BRIEF: Here are some records; quote them exactly, leaving out the pictures.

GIVEN INFORMATION:
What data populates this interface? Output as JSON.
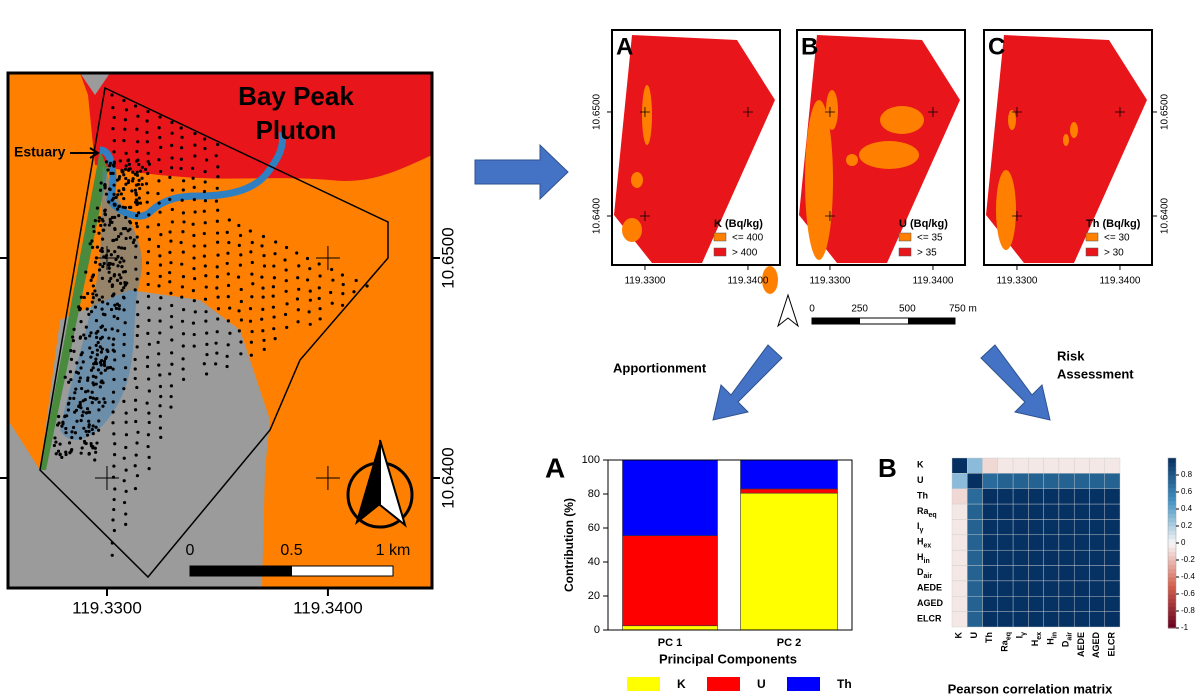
{
  "main_map": {
    "title_lines": [
      "Bay Peak",
      "Pluton"
    ],
    "estuary_label": "Estuary",
    "xlim": [
      119.32552,
      119.34471
    ],
    "ylim": [
      10.635,
      10.65841
    ],
    "xticks": [
      {
        "value": 119.33,
        "label": "119.3300"
      },
      {
        "value": 119.34,
        "label": "119.3400"
      }
    ],
    "yticks": [
      {
        "value": 10.65,
        "label": "10.6500"
      },
      {
        "value": 10.64,
        "label": "10.6400"
      }
    ],
    "scale_bar": [
      0,
      0.5,
      {
        "value": 1,
        "label": "1 km"
      }
    ]
  },
  "small_maps": [
    {
      "letter": "A",
      "legend_title": "K (Bq/kg)",
      "legend": [
        "<= 400",
        "> 400"
      ]
    },
    {
      "letter": "B",
      "legend_title": "U (Bq/kg)",
      "legend": [
        "<= 35",
        "> 35"
      ]
    },
    {
      "letter": "C",
      "legend_title": "Th (Bq/kg)",
      "legend": [
        "<= 30",
        "> 30"
      ]
    }
  ],
  "small_map_axes": {
    "xlim": [
      119.3268,
      119.34311
    ],
    "ylim": [
      10.63529,
      10.65788
    ],
    "xticks": [
      {
        "value": 119.33,
        "label": "119.3300"
      },
      {
        "value": 119.34,
        "label": "119.3400"
      }
    ],
    "yticks": [
      {
        "value": 10.65,
        "label": "10.6500"
      },
      {
        "value": 10.64,
        "label": "10.6400"
      }
    ],
    "scale_bar": [
      0,
      250,
      500,
      {
        "value": 750,
        "label": "750 m"
      }
    ]
  },
  "flow": {
    "apportionment": "Apportionment",
    "risk": [
      "Risk",
      "Assessment"
    ]
  },
  "chart_data": [
    {
      "type": "bar",
      "stacked": true,
      "panel": "A",
      "categories": [
        "PC 1",
        "PC 2"
      ],
      "series": [
        {
          "name": "K",
          "color": "#ffff00",
          "values": [
            2.5,
            80.5
          ]
        },
        {
          "name": "U",
          "color": "#ff0000",
          "values": [
            53,
            2.5
          ]
        },
        {
          "name": "Th",
          "color": "#0000ff",
          "values": [
            44.5,
            17
          ]
        }
      ],
      "ylim": [
        0,
        100
      ],
      "yticks": [
        0,
        20,
        40,
        60,
        80,
        100
      ],
      "y_label": "Contribution (%)",
      "x_label": "Principal Components"
    },
    {
      "type": "heatmap",
      "panel": "B",
      "title": "Pearson correlation matrix",
      "labels": [
        {
          "text": "K"
        },
        {
          "text": "U"
        },
        {
          "text": "Th"
        },
        {
          "text": "Ra",
          "sub": "eq"
        },
        {
          "text": "I",
          "sub": "γ"
        },
        {
          "text": "H",
          "sub": "ex"
        },
        {
          "text": "H",
          "sub": "in"
        },
        {
          "text": "D",
          "sub": "air"
        },
        {
          "text": "AEDE"
        },
        {
          "text": "AGED"
        },
        {
          "text": "ELCR"
        }
      ],
      "values": [
        [
          1,
          0.3,
          -0.1,
          -0.05,
          -0.05,
          -0.05,
          -0.05,
          -0.05,
          -0.05,
          -0.05,
          -0.05
        ],
        [
          0.3,
          1,
          0.7,
          0.75,
          0.75,
          0.75,
          0.75,
          0.75,
          0.75,
          0.75,
          0.75
        ],
        [
          -0.1,
          0.7,
          1,
          0.99,
          0.99,
          0.99,
          0.99,
          0.99,
          0.99,
          0.99,
          0.99
        ],
        [
          -0.05,
          0.75,
          0.99,
          1,
          0.99,
          0.99,
          0.99,
          0.99,
          0.99,
          0.99,
          0.99
        ],
        [
          -0.05,
          0.75,
          0.99,
          0.99,
          1,
          0.99,
          0.99,
          0.99,
          0.99,
          0.99,
          0.99
        ],
        [
          -0.05,
          0.75,
          0.99,
          0.99,
          0.99,
          1,
          0.99,
          0.99,
          0.99,
          0.99,
          0.99
        ],
        [
          -0.05,
          0.75,
          0.99,
          0.99,
          0.99,
          0.99,
          1,
          0.99,
          0.99,
          0.99,
          0.99
        ],
        [
          -0.05,
          0.75,
          0.99,
          0.99,
          0.99,
          0.99,
          0.99,
          1,
          0.99,
          0.99,
          0.99
        ],
        [
          -0.05,
          0.75,
          0.99,
          0.99,
          0.99,
          0.99,
          0.99,
          0.99,
          1,
          0.99,
          0.99
        ],
        [
          -0.05,
          0.75,
          0.99,
          0.99,
          0.99,
          0.99,
          0.99,
          0.99,
          0.99,
          1,
          0.99
        ],
        [
          -0.05,
          0.75,
          0.99,
          0.99,
          0.99,
          0.99,
          0.99,
          0.99,
          0.99,
          0.99,
          1
        ]
      ],
      "clim": [
        -1,
        1
      ],
      "cticks": [
        0.8,
        0.6,
        0.4,
        0.2,
        0,
        -0.2,
        -0.4,
        -0.6,
        -0.8,
        -1
      ]
    }
  ]
}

OUTPUT:
What data populates this interface? Output as JSON.
{
  "main_map": {
    "title_lines": [
      "Bay Peak",
      "Pluton"
    ],
    "estuary_label": "Estuary",
    "xlim": [
      119.32552,
      119.34471
    ],
    "ylim": [
      10.635,
      10.65841
    ],
    "xticks": [
      {
        "value": 119.33,
        "label": "119.3300"
      },
      {
        "value": 119.34,
        "label": "119.3400"
      }
    ],
    "yticks": [
      {
        "value": 10.65,
        "label": "10.6500"
      },
      {
        "value": 10.64,
        "label": "10.6400"
      }
    ],
    "scale_bar": [
      0,
      0.5,
      {
        "value": 1,
        "label": "1 km"
      }
    ]
  },
  "small_maps": [
    {
      "letter": "A",
      "legend_title": "K (Bq/kg)",
      "legend": [
        "<= 400",
        "> 400"
      ]
    },
    {
      "letter": "B",
      "legend_title": "U (Bq/kg)",
      "legend": [
        "<= 35",
        "> 35"
      ]
    },
    {
      "letter": "C",
      "legend_title": "Th (Bq/kg)",
      "legend": [
        "<= 30",
        "> 30"
      ]
    }
  ],
  "small_map_axes": {
    "xlim": [
      119.3268,
      119.34311
    ],
    "ylim": [
      10.63529,
      10.65788
    ],
    "xticks": [
      {
        "value": 119.33,
        "label": "119.3300"
      },
      {
        "value": 119.34,
        "label": "119.3400"
      }
    ],
    "yticks": [
      {
        "value": 10.65,
        "label": "10.6500"
      },
      {
        "value": 10.64,
        "label": "10.6400"
      }
    ],
    "scale_bar": [
      0,
      250,
      500,
      {
        "value": 750,
        "label": "750 m"
      }
    ]
  },
  "flow": {
    "apportionment": "Apportionment",
    "risk": [
      "Risk",
      "Assessment"
    ]
  },
  "chart_data": [
    {
      "type": "bar",
      "stacked": true,
      "panel": "A",
      "categories": [
        "PC 1",
        "PC 2"
      ],
      "series": [
        {
          "name": "K",
          "color": "#ffff00",
          "values": [
            2.5,
            80.5
          ]
        },
        {
          "name": "U",
          "color": "#ff0000",
          "values": [
            53,
            2.5
          ]
        },
        {
          "name": "Th",
          "color": "#0000ff",
          "values": [
            44.5,
            17
          ]
        }
      ],
      "ylim": [
        0,
        100
      ],
      "yticks": [
        0,
        20,
        40,
        60,
        80,
        100
      ],
      "y_label": "Contribution (%)",
      "x_label": "Principal Components"
    },
    {
      "type": "heatmap",
      "panel": "B",
      "title": "Pearson correlation matrix",
      "labels": [
        {
          "text": "K"
        },
        {
          "text": "U"
        },
        {
          "text": "Th"
        },
        {
          "text": "Ra",
          "sub": "eq"
        },
        {
          "text": "I",
          "sub": "γ"
        },
        {
          "text": "H",
          "sub": "ex"
        },
        {
          "text": "H",
          "sub": "in"
        },
        {
          "text": "D",
          "sub": "air"
        },
        {
          "text": "AEDE"
        },
        {
          "text": "AGED"
        },
        {
          "text": "ELCR"
        }
      ],
      "values": [
        [
          1,
          0.3,
          -0.1,
          -0.05,
          -0.05,
          -0.05,
          -0.05,
          -0.05,
          -0.05,
          -0.05,
          -0.05
        ],
        [
          0.3,
          1,
          0.7,
          0.75,
          0.75,
          0.75,
          0.75,
          0.75,
          0.75,
          0.75,
          0.75
        ],
        [
          -0.1,
          0.7,
          1,
          0.99,
          0.99,
          0.99,
          0.99,
          0.99,
          0.99,
          0.99,
          0.99
        ],
        [
          -0.05,
          0.75,
          0.99,
          1,
          0.99,
          0.99,
          0.99,
          0.99,
          0.99,
          0.99,
          0.99
        ],
        [
          -0.05,
          0.75,
          0.99,
          0.99,
          1,
          0.99,
          0.99,
          0.99,
          0.99,
          0.99,
          0.99
        ],
        [
          -0.05,
          0.75,
          0.99,
          0.99,
          0.99,
          1,
          0.99,
          0.99,
          0.99,
          0.99,
          0.99
        ],
        [
          -0.05,
          0.75,
          0.99,
          0.99,
          0.99,
          0.99,
          1,
          0.99,
          0.99,
          0.99,
          0.99
        ],
        [
          -0.05,
          0.75,
          0.99,
          0.99,
          0.99,
          0.99,
          0.99,
          1,
          0.99,
          0.99,
          0.99
        ],
        [
          -0.05,
          0.75,
          0.99,
          0.99,
          0.99,
          0.99,
          0.99,
          0.99,
          1,
          0.99,
          0.99
        ],
        [
          -0.05,
          0.75,
          0.99,
          0.99,
          0.99,
          0.99,
          0.99,
          0.99,
          0.99,
          1,
          0.99
        ],
        [
          -0.05,
          0.75,
          0.99,
          0.99,
          0.99,
          0.99,
          0.99,
          0.99,
          0.99,
          0.99,
          1
        ]
      ],
      "clim": [
        -1,
        1
      ],
      "cticks": [
        0.8,
        0.6,
        0.4,
        0.2,
        0,
        -0.2,
        -0.4,
        -0.6,
        -0.8,
        -1
      ]
    }
  ]
}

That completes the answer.